%%

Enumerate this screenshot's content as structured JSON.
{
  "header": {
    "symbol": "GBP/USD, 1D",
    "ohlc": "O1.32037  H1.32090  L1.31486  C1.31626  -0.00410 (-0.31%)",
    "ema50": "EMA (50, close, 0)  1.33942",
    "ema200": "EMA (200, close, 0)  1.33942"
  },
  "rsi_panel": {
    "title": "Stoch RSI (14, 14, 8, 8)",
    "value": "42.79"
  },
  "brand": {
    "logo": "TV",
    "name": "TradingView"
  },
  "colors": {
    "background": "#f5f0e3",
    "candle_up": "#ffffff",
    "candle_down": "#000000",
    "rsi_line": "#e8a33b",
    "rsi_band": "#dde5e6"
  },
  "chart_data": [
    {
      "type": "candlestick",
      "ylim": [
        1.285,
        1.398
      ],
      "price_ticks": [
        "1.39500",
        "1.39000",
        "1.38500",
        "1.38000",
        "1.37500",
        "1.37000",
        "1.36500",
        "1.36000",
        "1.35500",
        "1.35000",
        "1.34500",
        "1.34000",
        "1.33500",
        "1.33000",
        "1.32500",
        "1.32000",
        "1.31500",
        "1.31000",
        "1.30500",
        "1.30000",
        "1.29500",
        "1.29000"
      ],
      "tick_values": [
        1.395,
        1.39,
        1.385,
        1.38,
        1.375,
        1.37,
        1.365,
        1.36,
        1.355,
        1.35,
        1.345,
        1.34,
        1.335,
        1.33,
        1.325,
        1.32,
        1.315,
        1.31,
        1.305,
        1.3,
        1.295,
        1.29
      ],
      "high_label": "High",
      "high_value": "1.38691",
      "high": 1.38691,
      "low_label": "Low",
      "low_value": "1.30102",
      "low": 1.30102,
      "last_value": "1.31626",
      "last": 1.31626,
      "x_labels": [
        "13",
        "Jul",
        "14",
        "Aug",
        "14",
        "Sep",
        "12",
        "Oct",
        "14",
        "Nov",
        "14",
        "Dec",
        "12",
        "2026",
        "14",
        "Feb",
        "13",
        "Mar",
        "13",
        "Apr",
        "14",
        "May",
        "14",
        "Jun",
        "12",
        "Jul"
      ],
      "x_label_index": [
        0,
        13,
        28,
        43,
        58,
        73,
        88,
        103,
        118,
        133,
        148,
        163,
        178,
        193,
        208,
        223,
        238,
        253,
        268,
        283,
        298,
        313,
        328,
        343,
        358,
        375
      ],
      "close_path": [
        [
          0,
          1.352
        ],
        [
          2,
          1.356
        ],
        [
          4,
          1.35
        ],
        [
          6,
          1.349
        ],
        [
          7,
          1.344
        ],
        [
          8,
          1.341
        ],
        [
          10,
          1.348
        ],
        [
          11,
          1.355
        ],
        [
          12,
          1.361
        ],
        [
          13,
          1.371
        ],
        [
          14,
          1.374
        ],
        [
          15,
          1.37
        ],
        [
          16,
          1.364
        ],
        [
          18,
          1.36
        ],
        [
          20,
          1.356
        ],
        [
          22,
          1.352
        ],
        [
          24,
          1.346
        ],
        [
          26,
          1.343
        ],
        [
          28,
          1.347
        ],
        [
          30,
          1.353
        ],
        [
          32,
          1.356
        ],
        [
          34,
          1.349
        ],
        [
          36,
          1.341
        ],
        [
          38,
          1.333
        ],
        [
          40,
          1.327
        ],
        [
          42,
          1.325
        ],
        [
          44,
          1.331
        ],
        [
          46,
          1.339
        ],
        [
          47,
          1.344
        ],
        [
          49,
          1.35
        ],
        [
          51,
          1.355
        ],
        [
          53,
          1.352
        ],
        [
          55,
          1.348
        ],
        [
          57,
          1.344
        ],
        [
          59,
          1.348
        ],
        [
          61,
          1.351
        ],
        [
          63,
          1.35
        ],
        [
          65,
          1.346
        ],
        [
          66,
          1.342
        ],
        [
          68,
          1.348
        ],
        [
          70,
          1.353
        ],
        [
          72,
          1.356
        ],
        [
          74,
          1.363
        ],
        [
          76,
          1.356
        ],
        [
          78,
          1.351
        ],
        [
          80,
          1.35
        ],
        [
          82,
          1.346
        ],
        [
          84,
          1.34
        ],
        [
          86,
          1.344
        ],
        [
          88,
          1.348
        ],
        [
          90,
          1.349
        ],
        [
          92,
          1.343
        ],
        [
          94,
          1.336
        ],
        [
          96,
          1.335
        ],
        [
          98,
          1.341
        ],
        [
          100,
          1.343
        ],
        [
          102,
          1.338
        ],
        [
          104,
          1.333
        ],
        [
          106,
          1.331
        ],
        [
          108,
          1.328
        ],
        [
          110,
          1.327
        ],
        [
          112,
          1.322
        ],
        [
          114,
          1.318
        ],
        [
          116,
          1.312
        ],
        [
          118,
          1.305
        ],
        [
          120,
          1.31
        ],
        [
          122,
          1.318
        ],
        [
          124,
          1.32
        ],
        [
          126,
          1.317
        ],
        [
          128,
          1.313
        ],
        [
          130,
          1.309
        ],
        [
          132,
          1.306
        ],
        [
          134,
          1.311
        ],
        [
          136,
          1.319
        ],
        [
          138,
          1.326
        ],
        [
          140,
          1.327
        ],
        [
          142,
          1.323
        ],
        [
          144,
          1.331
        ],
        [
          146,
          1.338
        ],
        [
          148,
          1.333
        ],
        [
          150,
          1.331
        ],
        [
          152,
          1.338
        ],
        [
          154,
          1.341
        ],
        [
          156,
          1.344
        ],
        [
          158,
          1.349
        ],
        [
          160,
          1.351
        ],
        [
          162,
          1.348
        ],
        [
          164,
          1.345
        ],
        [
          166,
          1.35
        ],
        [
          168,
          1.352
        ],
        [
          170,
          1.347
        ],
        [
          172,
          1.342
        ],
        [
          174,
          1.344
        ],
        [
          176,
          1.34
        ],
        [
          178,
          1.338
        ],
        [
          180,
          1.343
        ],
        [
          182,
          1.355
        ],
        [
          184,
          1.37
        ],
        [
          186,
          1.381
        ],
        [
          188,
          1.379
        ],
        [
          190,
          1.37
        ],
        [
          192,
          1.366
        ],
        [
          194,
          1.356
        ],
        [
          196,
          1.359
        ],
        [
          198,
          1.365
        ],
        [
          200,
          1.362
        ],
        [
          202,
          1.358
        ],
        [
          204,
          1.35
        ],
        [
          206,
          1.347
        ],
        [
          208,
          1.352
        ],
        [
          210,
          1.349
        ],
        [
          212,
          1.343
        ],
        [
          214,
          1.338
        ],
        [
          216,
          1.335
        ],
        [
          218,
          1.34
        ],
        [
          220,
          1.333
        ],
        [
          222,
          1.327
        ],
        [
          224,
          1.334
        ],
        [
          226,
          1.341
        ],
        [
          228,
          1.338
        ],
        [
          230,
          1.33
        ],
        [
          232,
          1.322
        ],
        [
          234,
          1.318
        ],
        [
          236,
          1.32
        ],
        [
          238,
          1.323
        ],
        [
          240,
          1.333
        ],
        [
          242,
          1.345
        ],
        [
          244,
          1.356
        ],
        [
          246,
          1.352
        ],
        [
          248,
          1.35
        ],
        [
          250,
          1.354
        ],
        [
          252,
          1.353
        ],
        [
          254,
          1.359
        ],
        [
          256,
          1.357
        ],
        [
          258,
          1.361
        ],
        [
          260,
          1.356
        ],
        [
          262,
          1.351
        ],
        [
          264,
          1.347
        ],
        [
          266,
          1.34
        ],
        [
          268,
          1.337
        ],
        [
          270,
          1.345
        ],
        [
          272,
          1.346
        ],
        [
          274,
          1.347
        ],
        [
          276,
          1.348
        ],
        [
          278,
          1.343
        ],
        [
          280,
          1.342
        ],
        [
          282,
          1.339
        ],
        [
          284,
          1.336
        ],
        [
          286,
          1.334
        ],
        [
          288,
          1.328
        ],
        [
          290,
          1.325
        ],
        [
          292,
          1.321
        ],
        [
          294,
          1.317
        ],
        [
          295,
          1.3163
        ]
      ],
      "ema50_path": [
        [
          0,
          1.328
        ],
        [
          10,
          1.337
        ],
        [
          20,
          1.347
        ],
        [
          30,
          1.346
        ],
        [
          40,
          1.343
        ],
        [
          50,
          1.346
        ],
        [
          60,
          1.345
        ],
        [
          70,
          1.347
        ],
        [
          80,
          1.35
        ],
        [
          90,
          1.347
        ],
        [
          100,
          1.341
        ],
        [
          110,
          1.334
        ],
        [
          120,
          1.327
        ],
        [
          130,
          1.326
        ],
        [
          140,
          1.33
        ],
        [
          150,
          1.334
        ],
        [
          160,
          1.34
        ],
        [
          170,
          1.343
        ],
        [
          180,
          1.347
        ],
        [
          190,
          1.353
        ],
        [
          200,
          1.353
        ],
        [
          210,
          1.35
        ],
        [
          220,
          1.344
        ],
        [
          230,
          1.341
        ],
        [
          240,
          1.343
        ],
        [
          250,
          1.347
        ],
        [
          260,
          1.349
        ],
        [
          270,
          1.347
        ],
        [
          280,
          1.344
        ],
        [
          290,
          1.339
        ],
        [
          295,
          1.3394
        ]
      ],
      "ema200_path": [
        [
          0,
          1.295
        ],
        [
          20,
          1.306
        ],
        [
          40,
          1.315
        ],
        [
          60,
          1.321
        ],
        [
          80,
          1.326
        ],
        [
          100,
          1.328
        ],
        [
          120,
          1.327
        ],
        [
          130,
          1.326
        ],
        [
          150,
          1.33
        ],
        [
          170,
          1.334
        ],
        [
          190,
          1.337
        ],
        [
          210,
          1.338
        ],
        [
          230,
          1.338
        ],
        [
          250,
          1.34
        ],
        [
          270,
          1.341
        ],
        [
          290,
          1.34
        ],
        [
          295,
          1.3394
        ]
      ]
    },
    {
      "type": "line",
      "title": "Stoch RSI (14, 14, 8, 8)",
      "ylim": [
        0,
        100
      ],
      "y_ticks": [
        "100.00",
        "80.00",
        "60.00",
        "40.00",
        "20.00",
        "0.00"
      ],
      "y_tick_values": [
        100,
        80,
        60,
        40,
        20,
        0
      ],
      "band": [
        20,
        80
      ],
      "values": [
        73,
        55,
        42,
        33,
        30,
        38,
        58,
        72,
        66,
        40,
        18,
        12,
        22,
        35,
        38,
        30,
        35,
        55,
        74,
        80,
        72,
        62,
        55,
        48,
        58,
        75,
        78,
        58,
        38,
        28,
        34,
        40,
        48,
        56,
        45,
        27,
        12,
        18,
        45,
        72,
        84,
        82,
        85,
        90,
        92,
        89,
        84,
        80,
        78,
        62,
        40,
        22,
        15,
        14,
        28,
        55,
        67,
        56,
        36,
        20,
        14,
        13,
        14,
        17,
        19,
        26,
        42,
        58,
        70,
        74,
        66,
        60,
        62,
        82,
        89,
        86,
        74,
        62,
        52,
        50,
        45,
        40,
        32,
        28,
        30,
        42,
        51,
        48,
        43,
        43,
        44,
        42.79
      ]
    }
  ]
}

%%

§ **GOAL OF THE EXERCISE**
From the listing, copy every line where the string "Stoch" appears.

§ **RESULT OF THE TASK**
    "title": "Stoch RSI (14, 14, 8, 8)",
      "title": "Stoch RSI (14, 14, 8, 8)",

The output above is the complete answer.